Without the pictures, set down the records below word for word.

— start —

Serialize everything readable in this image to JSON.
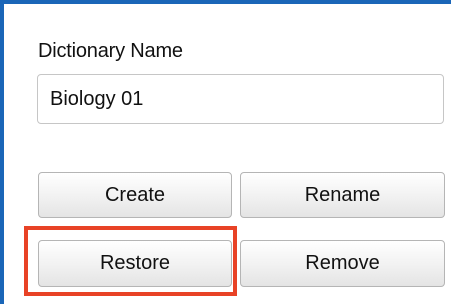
{
  "dictionary": {
    "label": "Dictionary Name",
    "name_value": "Biology 01"
  },
  "buttons": {
    "create": "Create",
    "rename": "Rename",
    "restore": "Restore",
    "remove": "Remove"
  },
  "colors": {
    "panel_border": "#1a66b8",
    "highlight": "#e84226"
  }
}
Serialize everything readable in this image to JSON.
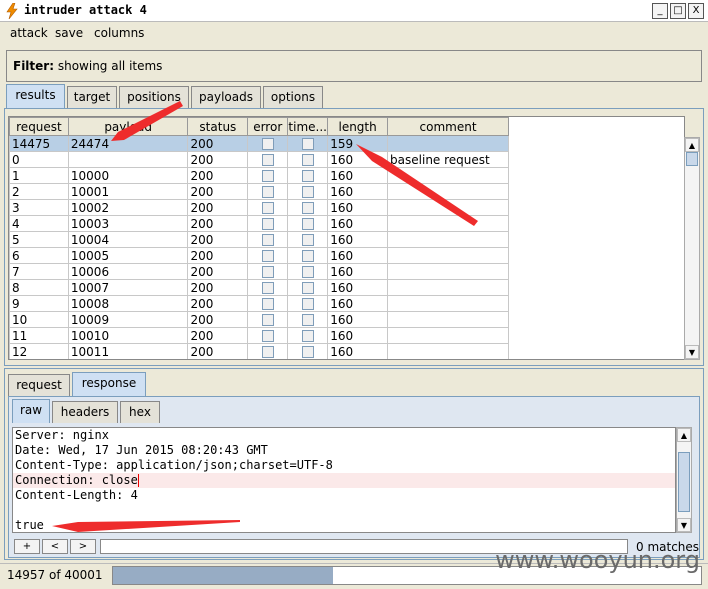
{
  "window": {
    "title": "intruder attack 4",
    "min": "_",
    "max": "□",
    "close": "X"
  },
  "menu": [
    "attack",
    "save",
    "columns"
  ],
  "filter": {
    "label": "Filter:",
    "value": "showing all items"
  },
  "main_tabs": [
    "results",
    "target",
    "positions",
    "payloads",
    "options"
  ],
  "table": {
    "headers": [
      "request",
      "payload",
      "status",
      "error",
      "time...",
      "length",
      "comment"
    ],
    "rows": [
      [
        "14475",
        "24474",
        "200",
        "",
        "",
        "159",
        ""
      ],
      [
        "0",
        "",
        "200",
        "",
        "",
        "160",
        "baseline request"
      ],
      [
        "1",
        "10000",
        "200",
        "",
        "",
        "160",
        ""
      ],
      [
        "2",
        "10001",
        "200",
        "",
        "",
        "160",
        ""
      ],
      [
        "3",
        "10002",
        "200",
        "",
        "",
        "160",
        ""
      ],
      [
        "4",
        "10003",
        "200",
        "",
        "",
        "160",
        ""
      ],
      [
        "5",
        "10004",
        "200",
        "",
        "",
        "160",
        ""
      ],
      [
        "6",
        "10005",
        "200",
        "",
        "",
        "160",
        ""
      ],
      [
        "7",
        "10006",
        "200",
        "",
        "",
        "160",
        ""
      ],
      [
        "8",
        "10007",
        "200",
        "",
        "",
        "160",
        ""
      ],
      [
        "9",
        "10008",
        "200",
        "",
        "",
        "160",
        ""
      ],
      [
        "10",
        "10009",
        "200",
        "",
        "",
        "160",
        ""
      ],
      [
        "11",
        "10010",
        "200",
        "",
        "",
        "160",
        ""
      ],
      [
        "12",
        "10011",
        "200",
        "",
        "",
        "160",
        ""
      ]
    ]
  },
  "detail_tabs": [
    "request",
    "response"
  ],
  "view_tabs": [
    "raw",
    "headers",
    "hex"
  ],
  "response_lines": [
    "Server: nginx",
    "Date: Wed, 17 Jun 2015 08:20:43 GMT",
    "Content-Type: application/json;charset=UTF-8",
    "Connection: close",
    "Content-Length: 4",
    "",
    "true"
  ],
  "search": {
    "plus": "+",
    "prev": "<",
    "next": ">",
    "matches": "0 matches"
  },
  "status": {
    "text": "14957 of 40001",
    "progress_fraction": 0.374
  },
  "watermark": "www.wooyun.org",
  "colors": {
    "selection": "#b8cfe5",
    "tab_active": "#cfe0f3",
    "annotation_arrow": "#ee2c2c",
    "progress": "#97acc4"
  }
}
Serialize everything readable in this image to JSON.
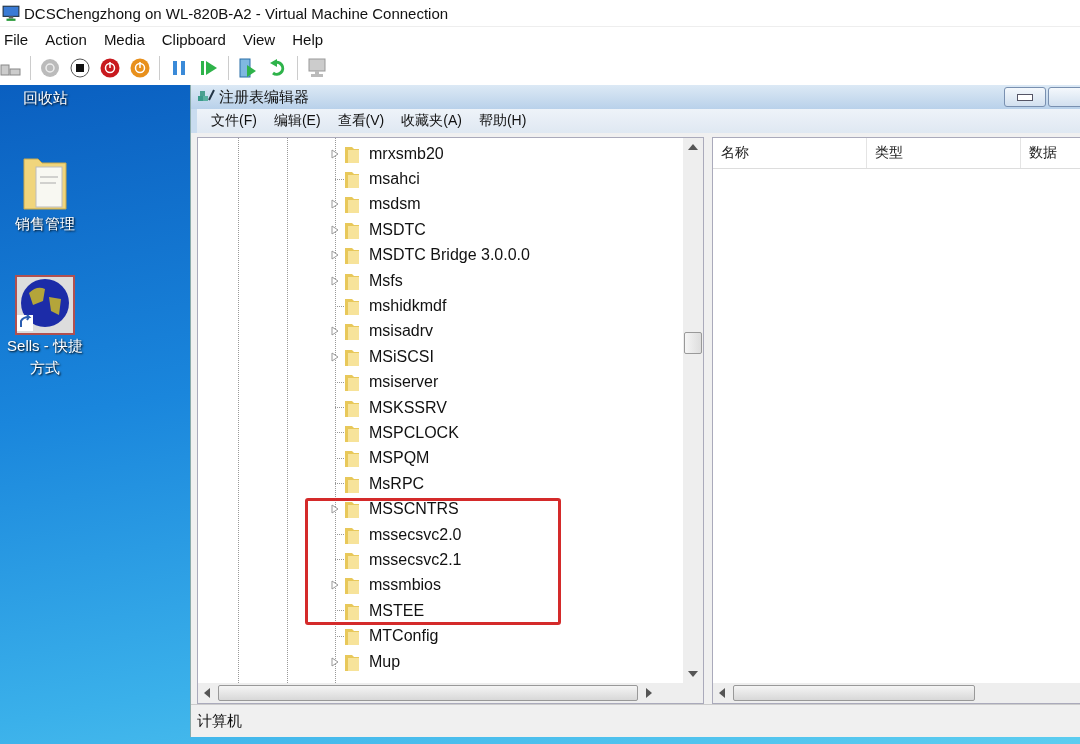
{
  "window": {
    "title": "DCSChengzhong on WL-820B-A2 - Virtual Machine Connection"
  },
  "menu": [
    "File",
    "Action",
    "Media",
    "Clipboard",
    "View",
    "Help"
  ],
  "desktop_icons": [
    {
      "kind": "label_only",
      "label": "回收站"
    },
    {
      "kind": "folder",
      "label": "销售管理"
    },
    {
      "kind": "shortcut",
      "label": "Sells - 快捷方式"
    }
  ],
  "regedit": {
    "title": "注册表编辑器",
    "menu": [
      "文件(F)",
      "编辑(E)",
      "查看(V)",
      "收藏夹(A)",
      "帮助(H)"
    ],
    "tree": [
      {
        "name": "mrxsmb20",
        "expandable": true,
        "highlighted": false
      },
      {
        "name": "msahci",
        "expandable": false,
        "highlighted": false
      },
      {
        "name": "msdsm",
        "expandable": true,
        "highlighted": false
      },
      {
        "name": "MSDTC",
        "expandable": true,
        "highlighted": false
      },
      {
        "name": "MSDTC Bridge 3.0.0.0",
        "expandable": true,
        "highlighted": false
      },
      {
        "name": "Msfs",
        "expandable": true,
        "highlighted": false
      },
      {
        "name": "mshidkmdf",
        "expandable": false,
        "highlighted": false
      },
      {
        "name": "msisadrv",
        "expandable": true,
        "highlighted": false
      },
      {
        "name": "MSiSCSI",
        "expandable": true,
        "highlighted": false
      },
      {
        "name": "msiserver",
        "expandable": false,
        "highlighted": false
      },
      {
        "name": "MSKSSRV",
        "expandable": false,
        "highlighted": false
      },
      {
        "name": "MSPCLOCK",
        "expandable": false,
        "highlighted": false
      },
      {
        "name": "MSPQM",
        "expandable": false,
        "highlighted": false
      },
      {
        "name": "MsRPC",
        "expandable": false,
        "highlighted": false
      },
      {
        "name": "MSSCNTRS",
        "expandable": true,
        "highlighted": true
      },
      {
        "name": "mssecsvc2.0",
        "expandable": false,
        "highlighted": true
      },
      {
        "name": "mssecsvc2.1",
        "expandable": false,
        "highlighted": true
      },
      {
        "name": "mssmbios",
        "expandable": true,
        "highlighted": true
      },
      {
        "name": "MSTEE",
        "expandable": false,
        "highlighted": true
      },
      {
        "name": "MTConfig",
        "expandable": false,
        "highlighted": false
      },
      {
        "name": "Mup",
        "expandable": true,
        "highlighted": false
      }
    ],
    "columns": [
      "名称",
      "类型",
      "数据"
    ],
    "status": "计算机"
  }
}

— end —

**Final result:**
Serialize everything readable in this image to JSON.
{
  "dictionary": {
    "label": "Dictionary Name",
    "name_value": "Biology 01"
  },
  "buttons": {
    "create": "Create",
    "rename": "Rename",
    "restore": "Restore",
    "remove": "Remove"
  },
  "colors": {
    "panel_border": "#1a66b8",
    "highlight": "#e84226"
  }
}
Serialize everything readable in this image to JSON.
{
  "window": {
    "title": "intruder attack 4",
    "min": "_",
    "max": "□",
    "close": "X"
  },
  "menu": [
    "attack",
    "save",
    "columns"
  ],
  "filter": {
    "label": "Filter:",
    "value": "showing all items"
  },
  "main_tabs": [
    "results",
    "target",
    "positions",
    "payloads",
    "options"
  ],
  "table": {
    "headers": [
      "request",
      "payload",
      "status",
      "error",
      "time...",
      "length",
      "comment"
    ],
    "rows": [
      [
        "14475",
        "24474",
        "200",
        "",
        "",
        "159",
        ""
      ],
      [
        "0",
        "",
        "200",
        "",
        "",
        "160",
        "baseline request"
      ],
      [
        "1",
        "10000",
        "200",
        "",
        "",
        "160",
        ""
      ],
      [
        "2",
        "10001",
        "200",
        "",
        "",
        "160",
        ""
      ],
      [
        "3",
        "10002",
        "200",
        "",
        "",
        "160",
        ""
      ],
      [
        "4",
        "10003",
        "200",
        "",
        "",
        "160",
        ""
      ],
      [
        "5",
        "10004",
        "200",
        "",
        "",
        "160",
        ""
      ],
      [
        "6",
        "10005",
        "200",
        "",
        "",
        "160",
        ""
      ],
      [
        "7",
        "10006",
        "200",
        "",
        "",
        "160",
        ""
      ],
      [
        "8",
        "10007",
        "200",
        "",
        "",
        "160",
        ""
      ],
      [
        "9",
        "10008",
        "200",
        "",
        "",
        "160",
        ""
      ],
      [
        "10",
        "10009",
        "200",
        "",
        "",
        "160",
        ""
      ],
      [
        "11",
        "10010",
        "200",
        "",
        "",
        "160",
        ""
      ],
      [
        "12",
        "10011",
        "200",
        "",
        "",
        "160",
        ""
      ]
    ]
  },
  "detail_tabs": [
    "request",
    "response"
  ],
  "view_tabs": [
    "raw",
    "headers",
    "hex"
  ],
  "response_lines": [
    "Server: nginx",
    "Date: Wed, 17 Jun 2015 08:20:43 GMT",
    "Content-Type: application/json;charset=UTF-8",
    "Connection: close",
    "Content-Length: 4",
    "",
    "true"
  ],
  "search": {
    "plus": "+",
    "prev": "<",
    "next": ">",
    "matches": "0 matches"
  },
  "status": {
    "text": "14957 of 40001",
    "progress_fraction": 0.374
  },
  "watermark": "www.wooyun.org",
  "colors": {
    "selection": "#b8cfe5",
    "tab_active": "#cfe0f3",
    "annotation_arrow": "#ee2c2c",
    "progress": "#97acc4"
  }
}
Serialize everything readable in this image to JSON.
{
  "window": {
    "title": "DCSChengzhong on WL-820B-A2 - Virtual Machine Connection"
  },
  "menu": [
    "File",
    "Action",
    "Media",
    "Clipboard",
    "View",
    "Help"
  ],
  "desktop_icons": [
    {
      "kind": "label_only",
      "label": "回收站"
    },
    {
      "kind": "folder",
      "label": "销售管理"
    },
    {
      "kind": "shortcut",
      "label": "Sells - 快捷方式"
    }
  ],
  "regedit": {
    "title": "注册表编辑器",
    "menu": [
      "文件(F)",
      "编辑(E)",
      "查看(V)",
      "收藏夹(A)",
      "帮助(H)"
    ],
    "tree": [
      {
        "name": "mrxsmb20",
        "expandable": true,
        "highlighted": false
      },
      {
        "name": "msahci",
        "expandable": false,
        "highlighted": false
      },
      {
        "name": "msdsm",
        "expandable": true,
        "highlighted": false
      },
      {
        "name": "MSDTC",
        "expandable": true,
        "highlighted": false
      },
      {
        "name": "MSDTC Bridge 3.0.0.0",
        "expandable": true,
        "highlighted": false
      },
      {
        "name": "Msfs",
        "expandable": true,
        "highlighted": false
      },
      {
        "name": "mshidkmdf",
        "expandable": false,
        "highlighted": false
      },
      {
        "name": "msisadrv",
        "expandable": true,
        "highlighted": false
      },
      {
        "name": "MSiSCSI",
        "expandable": true,
        "highlighted": false
      },
      {
        "name": "msiserver",
        "expandable": false,
        "highlighted": false
      },
      {
        "name": "MSKSSRV",
        "expandable": false,
        "highlighted": false
      },
      {
        "name": "MSPCLOCK",
        "expandable": false,
        "highlighted": false
      },
      {
        "name": "MSPQM",
        "expandable": false,
        "highlighted": false
      },
      {
        "name": "MsRPC",
        "expandable": false,
        "highlighted": false
      },
      {
        "name": "MSSCNTRS",
        "expandable": true,
        "highlighted": true
      },
      {
        "name": "mssecsvc2.0",
        "expandable": false,
        "highlighted": true
      },
      {
        "name": "mssecsvc2.1",
        "expandable": false,
        "highlighted": true
      },
      {
        "name": "mssmbios",
        "expandable": true,
        "highlighted": true
      },
      {
        "name": "MSTEE",
        "expandable": false,
        "highlighted": true
      },
      {
        "name": "MTConfig",
        "expandable": false,
        "highlighted": false
      },
      {
        "name": "Mup",
        "expandable": true,
        "highlighted": false
      }
    ],
    "columns": [
      "名称",
      "类型",
      "数据"
    ],
    "status": "计算机"
  }
}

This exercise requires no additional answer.